BEGIN Materials provided
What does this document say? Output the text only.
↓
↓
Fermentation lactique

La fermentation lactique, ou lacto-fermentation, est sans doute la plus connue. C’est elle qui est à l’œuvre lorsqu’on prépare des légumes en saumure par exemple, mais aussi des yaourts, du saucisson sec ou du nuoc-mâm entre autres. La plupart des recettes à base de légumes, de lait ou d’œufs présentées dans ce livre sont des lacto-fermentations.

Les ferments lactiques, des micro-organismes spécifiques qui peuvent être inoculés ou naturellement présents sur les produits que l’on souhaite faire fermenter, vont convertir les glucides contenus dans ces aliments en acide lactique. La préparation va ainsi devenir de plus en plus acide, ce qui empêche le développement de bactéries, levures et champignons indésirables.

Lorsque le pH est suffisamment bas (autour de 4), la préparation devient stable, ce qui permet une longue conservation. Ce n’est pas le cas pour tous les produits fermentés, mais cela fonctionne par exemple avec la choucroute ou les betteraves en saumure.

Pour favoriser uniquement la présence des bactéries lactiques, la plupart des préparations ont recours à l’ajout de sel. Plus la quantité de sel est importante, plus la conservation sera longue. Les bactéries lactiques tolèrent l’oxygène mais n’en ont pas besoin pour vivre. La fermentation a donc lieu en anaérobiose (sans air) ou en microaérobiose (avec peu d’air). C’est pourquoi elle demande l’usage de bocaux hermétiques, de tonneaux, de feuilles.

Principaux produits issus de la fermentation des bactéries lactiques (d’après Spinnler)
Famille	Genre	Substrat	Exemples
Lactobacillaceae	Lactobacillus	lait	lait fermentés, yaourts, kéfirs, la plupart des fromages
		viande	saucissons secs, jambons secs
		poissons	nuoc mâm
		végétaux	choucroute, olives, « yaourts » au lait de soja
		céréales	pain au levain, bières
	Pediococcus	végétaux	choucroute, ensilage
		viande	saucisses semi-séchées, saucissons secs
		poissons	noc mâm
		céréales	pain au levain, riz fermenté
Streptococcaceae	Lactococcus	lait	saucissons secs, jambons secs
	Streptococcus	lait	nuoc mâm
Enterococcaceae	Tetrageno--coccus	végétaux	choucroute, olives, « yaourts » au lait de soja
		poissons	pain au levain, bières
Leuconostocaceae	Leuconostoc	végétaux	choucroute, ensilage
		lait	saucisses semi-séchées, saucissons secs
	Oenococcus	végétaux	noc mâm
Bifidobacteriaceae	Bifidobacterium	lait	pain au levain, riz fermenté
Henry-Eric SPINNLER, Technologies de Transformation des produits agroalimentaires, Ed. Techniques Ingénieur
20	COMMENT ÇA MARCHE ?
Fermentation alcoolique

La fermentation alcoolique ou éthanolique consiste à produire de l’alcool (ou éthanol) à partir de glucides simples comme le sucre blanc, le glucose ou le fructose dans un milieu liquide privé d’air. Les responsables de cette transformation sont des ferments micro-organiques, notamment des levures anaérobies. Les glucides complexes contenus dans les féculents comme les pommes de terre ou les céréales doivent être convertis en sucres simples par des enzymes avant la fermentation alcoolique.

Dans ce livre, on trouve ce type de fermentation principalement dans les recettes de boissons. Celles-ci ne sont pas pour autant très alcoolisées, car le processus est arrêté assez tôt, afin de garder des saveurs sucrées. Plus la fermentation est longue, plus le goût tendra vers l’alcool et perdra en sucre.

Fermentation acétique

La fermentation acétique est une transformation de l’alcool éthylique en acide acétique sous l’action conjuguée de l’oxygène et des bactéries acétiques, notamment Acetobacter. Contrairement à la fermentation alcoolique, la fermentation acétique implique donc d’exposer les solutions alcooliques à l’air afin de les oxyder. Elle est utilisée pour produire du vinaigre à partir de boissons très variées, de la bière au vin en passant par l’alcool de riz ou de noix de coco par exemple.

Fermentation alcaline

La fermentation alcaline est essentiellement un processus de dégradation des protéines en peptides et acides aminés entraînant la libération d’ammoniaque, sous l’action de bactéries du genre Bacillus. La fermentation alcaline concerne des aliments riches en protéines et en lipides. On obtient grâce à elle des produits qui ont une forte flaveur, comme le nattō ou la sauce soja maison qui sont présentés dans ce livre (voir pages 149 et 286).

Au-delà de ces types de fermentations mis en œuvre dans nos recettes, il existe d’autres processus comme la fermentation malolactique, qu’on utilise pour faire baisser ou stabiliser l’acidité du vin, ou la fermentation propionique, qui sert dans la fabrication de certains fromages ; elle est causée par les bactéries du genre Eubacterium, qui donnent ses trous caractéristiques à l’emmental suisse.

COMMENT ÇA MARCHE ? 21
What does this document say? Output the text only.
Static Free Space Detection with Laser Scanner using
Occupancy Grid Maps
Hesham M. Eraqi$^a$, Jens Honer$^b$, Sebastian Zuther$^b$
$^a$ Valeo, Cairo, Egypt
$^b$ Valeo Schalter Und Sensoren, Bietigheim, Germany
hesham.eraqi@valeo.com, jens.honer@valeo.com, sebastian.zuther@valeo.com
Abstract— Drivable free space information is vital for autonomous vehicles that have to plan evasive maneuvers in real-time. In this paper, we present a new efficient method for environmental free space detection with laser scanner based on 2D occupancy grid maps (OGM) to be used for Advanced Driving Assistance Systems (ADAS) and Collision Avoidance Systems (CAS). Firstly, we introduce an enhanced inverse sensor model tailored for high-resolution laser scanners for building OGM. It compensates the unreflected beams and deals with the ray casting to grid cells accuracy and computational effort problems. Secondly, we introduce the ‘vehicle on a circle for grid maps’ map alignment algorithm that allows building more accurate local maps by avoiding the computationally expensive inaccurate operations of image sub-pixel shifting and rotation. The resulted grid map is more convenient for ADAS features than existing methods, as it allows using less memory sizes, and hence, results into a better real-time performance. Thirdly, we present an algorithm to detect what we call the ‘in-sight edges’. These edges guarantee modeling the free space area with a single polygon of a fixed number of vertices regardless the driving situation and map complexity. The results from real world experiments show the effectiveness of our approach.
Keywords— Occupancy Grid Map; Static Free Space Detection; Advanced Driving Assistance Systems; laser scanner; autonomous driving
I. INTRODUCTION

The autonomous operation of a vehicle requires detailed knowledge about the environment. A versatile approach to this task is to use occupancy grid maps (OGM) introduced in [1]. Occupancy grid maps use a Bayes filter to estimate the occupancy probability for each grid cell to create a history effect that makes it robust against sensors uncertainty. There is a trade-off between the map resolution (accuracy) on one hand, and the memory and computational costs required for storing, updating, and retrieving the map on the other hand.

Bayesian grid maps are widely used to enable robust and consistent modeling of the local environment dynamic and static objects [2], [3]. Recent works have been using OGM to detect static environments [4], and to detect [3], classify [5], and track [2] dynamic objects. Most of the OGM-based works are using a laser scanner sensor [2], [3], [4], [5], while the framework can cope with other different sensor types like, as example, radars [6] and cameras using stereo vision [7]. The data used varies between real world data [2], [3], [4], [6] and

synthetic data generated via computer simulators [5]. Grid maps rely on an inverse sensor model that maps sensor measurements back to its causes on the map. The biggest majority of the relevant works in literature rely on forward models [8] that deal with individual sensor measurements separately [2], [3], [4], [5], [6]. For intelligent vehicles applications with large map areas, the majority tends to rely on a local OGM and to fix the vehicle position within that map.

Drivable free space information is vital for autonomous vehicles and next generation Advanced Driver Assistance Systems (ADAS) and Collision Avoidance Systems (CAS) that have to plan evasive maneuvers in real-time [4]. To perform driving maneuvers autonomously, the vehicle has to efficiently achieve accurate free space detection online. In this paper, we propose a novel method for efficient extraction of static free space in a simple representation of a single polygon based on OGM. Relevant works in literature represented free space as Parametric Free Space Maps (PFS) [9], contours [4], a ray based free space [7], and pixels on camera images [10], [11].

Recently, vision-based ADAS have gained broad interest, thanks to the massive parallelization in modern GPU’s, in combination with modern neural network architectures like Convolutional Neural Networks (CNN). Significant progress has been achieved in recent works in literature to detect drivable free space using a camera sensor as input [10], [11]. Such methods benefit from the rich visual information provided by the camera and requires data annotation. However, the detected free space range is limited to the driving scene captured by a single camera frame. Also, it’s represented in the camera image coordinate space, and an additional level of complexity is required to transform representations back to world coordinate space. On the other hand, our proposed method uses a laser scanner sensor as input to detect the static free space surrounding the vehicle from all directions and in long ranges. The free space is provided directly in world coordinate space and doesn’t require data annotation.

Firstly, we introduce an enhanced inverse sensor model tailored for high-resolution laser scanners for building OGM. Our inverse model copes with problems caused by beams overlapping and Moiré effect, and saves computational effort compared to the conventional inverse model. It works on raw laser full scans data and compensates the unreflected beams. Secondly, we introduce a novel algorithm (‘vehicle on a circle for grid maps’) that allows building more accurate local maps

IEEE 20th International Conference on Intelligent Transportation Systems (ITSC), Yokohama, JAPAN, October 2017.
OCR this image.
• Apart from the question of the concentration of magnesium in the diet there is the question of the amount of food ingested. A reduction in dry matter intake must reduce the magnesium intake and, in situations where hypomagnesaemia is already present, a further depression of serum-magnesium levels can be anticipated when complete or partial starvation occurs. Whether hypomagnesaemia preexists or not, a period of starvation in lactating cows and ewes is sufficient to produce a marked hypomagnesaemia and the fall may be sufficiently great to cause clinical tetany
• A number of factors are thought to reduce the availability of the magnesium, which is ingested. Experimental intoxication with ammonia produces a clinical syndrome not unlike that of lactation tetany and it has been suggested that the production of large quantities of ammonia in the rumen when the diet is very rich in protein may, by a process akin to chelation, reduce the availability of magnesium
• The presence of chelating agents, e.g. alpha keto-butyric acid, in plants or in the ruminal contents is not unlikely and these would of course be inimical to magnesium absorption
END Materials provided
» Aim of the task
Say how many lines of the records include the string "plus"; the number alone is enough.

» Result of the task
4